• _Instruction_
Identify, in the records below, every line where the string "GREY" appears, and copy each such line.

• _Information given_

^^^^

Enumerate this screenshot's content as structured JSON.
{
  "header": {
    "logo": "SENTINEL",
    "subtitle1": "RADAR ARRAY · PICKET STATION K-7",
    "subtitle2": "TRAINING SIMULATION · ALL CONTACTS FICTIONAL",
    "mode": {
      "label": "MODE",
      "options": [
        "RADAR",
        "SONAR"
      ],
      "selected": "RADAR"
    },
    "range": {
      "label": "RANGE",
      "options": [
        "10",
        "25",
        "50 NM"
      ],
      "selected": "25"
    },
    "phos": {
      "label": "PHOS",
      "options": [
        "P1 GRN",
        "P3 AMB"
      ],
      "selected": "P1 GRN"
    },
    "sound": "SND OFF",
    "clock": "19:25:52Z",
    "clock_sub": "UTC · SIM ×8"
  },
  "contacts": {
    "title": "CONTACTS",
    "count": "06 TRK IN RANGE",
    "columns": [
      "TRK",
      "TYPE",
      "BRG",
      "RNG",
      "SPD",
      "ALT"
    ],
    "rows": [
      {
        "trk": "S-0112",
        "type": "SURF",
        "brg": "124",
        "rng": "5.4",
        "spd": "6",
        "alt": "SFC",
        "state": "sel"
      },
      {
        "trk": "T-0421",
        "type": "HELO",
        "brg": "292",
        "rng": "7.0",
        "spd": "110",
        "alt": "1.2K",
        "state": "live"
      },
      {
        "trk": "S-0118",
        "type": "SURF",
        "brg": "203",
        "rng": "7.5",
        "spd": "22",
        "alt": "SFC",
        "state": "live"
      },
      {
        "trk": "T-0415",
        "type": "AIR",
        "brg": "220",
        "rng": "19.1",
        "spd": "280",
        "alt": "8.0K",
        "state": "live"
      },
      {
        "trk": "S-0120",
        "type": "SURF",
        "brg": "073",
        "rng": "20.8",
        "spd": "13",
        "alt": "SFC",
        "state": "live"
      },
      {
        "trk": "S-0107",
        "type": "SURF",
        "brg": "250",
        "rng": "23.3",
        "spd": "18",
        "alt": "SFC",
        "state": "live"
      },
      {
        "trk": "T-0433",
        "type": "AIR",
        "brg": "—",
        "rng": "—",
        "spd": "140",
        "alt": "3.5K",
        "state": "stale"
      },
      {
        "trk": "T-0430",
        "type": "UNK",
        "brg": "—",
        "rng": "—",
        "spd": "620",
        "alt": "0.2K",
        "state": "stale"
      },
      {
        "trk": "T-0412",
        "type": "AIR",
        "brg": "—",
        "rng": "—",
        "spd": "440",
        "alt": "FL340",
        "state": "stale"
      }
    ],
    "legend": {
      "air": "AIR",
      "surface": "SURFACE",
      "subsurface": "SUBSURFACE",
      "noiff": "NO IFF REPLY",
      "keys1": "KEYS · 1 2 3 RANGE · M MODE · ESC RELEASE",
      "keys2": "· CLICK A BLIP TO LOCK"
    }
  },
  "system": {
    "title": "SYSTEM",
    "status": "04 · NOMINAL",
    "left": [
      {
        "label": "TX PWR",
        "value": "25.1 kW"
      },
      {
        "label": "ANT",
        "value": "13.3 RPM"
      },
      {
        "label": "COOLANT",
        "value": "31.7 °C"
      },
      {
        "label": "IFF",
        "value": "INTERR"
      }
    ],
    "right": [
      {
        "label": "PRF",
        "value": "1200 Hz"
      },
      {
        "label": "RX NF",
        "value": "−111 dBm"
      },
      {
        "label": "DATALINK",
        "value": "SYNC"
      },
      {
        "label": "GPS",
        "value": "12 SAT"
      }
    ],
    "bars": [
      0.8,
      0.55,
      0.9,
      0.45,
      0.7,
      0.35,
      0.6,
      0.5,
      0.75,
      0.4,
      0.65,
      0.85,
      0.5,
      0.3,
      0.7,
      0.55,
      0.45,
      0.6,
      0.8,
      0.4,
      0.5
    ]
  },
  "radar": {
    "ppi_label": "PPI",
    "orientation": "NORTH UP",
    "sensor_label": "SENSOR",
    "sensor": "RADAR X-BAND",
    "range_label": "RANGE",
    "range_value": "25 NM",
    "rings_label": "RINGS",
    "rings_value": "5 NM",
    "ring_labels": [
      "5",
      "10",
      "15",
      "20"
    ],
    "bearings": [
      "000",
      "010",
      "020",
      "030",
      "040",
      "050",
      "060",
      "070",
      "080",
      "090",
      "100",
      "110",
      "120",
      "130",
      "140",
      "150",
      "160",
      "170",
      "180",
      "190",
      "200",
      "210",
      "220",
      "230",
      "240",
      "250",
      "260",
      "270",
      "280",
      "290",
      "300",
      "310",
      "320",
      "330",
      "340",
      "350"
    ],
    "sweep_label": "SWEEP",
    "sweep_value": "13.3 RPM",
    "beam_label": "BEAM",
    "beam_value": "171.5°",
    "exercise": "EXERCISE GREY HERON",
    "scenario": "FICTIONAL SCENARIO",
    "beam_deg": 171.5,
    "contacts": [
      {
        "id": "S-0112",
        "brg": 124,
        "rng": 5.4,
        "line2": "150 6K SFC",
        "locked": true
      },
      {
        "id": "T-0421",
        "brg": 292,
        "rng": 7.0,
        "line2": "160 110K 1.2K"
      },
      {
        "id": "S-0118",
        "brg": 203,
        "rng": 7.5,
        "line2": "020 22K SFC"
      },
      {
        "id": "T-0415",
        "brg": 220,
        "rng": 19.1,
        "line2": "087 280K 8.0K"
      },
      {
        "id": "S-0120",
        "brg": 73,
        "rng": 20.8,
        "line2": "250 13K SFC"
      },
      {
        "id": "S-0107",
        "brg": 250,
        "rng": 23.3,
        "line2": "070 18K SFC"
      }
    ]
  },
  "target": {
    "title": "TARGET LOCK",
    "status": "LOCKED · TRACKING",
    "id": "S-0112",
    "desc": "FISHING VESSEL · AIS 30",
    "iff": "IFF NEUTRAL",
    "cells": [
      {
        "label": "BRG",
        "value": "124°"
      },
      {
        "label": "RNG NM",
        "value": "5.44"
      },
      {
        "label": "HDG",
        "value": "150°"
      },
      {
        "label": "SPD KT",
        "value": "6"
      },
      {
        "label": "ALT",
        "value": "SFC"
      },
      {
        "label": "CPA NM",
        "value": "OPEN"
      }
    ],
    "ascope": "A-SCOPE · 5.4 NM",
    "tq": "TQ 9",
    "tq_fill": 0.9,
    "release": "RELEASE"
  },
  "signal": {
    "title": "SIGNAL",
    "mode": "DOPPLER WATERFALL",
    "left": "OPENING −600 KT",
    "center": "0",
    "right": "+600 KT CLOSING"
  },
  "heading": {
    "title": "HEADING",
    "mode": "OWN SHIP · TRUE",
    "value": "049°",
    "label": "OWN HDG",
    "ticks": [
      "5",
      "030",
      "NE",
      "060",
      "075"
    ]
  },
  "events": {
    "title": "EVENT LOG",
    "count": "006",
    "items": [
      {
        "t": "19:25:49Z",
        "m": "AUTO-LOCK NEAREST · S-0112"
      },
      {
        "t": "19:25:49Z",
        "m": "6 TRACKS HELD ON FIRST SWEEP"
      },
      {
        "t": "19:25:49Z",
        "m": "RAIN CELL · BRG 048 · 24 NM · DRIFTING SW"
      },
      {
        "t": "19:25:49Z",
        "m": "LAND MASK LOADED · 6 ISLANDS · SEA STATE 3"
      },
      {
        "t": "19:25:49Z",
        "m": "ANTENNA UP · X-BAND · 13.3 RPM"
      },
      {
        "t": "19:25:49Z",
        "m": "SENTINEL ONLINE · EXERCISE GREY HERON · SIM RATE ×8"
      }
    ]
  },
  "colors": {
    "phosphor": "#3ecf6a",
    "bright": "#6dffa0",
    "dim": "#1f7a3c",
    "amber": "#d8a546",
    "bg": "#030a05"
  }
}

^^^^

• _Response to the task_
    "exercise": "EXERCISE GREY HERON",
        "m": "SENTINEL ONLINE · EXERCISE GREY HERON · SIM RATE ×8"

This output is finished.